REQUIREMENTS: Gather, from the data below, each line in which the word "выплаты" occurs.

GIVEN ENTRIES:

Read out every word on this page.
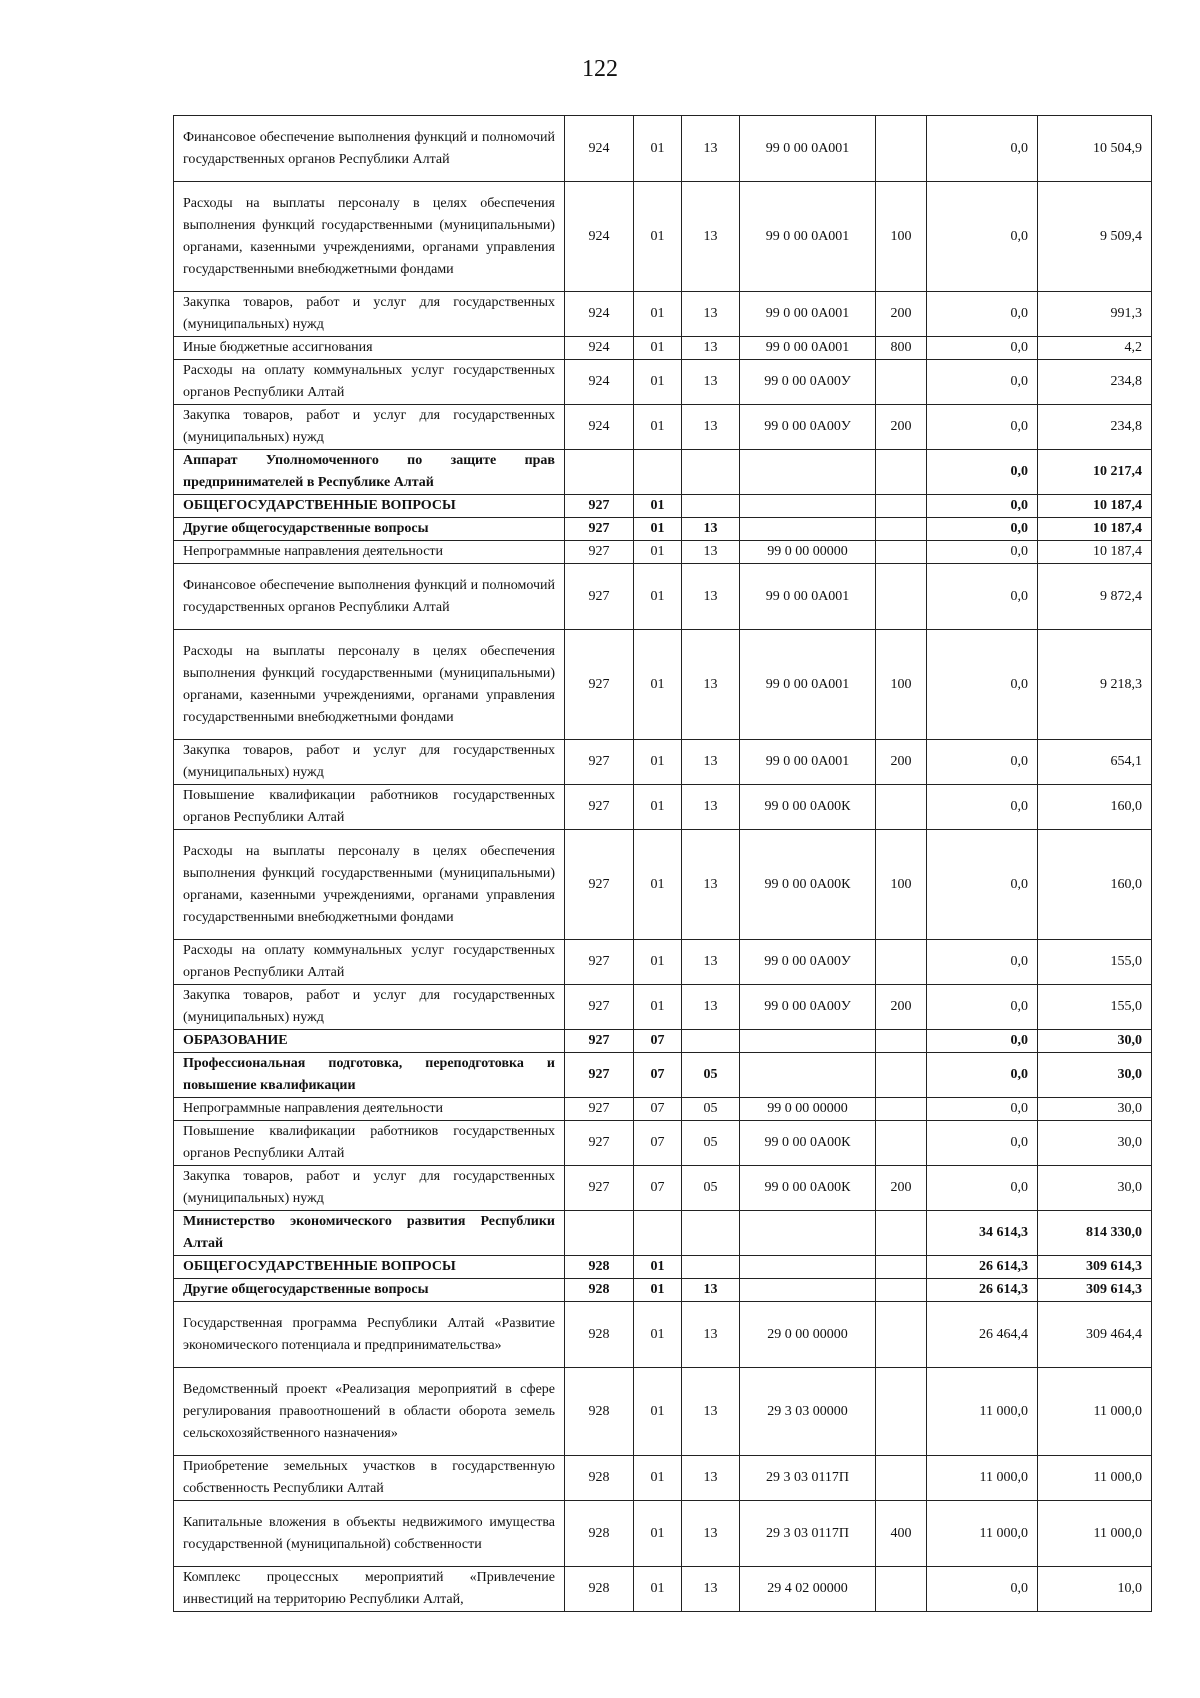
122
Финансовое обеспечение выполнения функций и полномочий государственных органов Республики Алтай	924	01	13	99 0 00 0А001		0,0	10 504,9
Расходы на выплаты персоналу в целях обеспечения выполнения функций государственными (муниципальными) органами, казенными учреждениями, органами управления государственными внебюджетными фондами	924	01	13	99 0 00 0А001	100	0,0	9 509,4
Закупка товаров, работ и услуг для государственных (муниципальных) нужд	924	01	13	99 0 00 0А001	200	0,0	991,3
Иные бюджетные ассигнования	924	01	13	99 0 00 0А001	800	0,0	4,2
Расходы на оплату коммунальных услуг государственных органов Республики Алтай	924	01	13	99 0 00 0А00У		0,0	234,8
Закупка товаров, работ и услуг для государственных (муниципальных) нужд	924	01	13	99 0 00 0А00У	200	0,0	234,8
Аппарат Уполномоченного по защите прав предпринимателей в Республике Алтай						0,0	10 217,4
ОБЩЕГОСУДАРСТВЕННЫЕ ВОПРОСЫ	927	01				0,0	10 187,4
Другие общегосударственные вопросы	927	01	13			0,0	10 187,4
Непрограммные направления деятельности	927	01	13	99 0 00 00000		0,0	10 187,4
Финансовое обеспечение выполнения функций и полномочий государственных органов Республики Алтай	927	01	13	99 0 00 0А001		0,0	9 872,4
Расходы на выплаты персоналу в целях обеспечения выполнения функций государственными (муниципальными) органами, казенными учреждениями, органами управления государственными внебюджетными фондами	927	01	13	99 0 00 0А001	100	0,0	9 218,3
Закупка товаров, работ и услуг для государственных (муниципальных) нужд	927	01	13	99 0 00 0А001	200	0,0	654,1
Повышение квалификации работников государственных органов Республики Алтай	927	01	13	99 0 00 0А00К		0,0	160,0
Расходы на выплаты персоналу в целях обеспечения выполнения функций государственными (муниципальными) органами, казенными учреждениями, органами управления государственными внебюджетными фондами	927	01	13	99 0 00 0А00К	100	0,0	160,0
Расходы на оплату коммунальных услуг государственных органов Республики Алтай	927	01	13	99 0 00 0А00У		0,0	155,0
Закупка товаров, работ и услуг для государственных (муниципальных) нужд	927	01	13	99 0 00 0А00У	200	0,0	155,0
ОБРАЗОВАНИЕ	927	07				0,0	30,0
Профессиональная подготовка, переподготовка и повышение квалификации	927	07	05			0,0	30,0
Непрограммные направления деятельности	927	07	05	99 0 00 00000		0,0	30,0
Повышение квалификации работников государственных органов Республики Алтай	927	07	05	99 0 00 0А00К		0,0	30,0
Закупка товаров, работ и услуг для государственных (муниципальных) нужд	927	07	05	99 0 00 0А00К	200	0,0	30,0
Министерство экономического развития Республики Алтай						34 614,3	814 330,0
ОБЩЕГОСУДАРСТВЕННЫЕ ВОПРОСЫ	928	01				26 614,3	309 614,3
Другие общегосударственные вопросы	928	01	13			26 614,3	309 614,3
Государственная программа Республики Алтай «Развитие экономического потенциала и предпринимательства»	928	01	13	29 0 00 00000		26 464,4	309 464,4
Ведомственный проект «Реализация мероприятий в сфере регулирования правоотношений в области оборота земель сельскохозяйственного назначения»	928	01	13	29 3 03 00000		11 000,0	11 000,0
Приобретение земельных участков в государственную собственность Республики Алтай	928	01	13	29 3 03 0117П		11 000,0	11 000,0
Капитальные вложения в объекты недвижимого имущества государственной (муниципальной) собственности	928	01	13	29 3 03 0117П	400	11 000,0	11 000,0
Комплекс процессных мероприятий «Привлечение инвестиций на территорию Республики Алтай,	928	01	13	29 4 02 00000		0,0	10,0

WRITTEN SOLUTION:
Расходы на выплаты персоналу в целях обеспечения выполнения функций государственными (муниципальными) органами, казенными учреждениями, органами управления государственными внебюджетными фондами	924	01	13	99 0 00 0А001	100	0,0	9 509,4
Расходы на выплаты персоналу в целях обеспечения выполнения функций государственными (муниципальными) органами, казенными учреждениями, органами управления государственными внебюджетными фондами	927	01	13	99 0 00 0А001	100	0,0	9 218,3
Расходы на выплаты персоналу в целях обеспечения выполнения функций государственными (муниципальными) органами, казенными учреждениями, органами управления государственными внебюджетными фондами	927	01	13	99 0 00 0А00К	100	0,0	160,0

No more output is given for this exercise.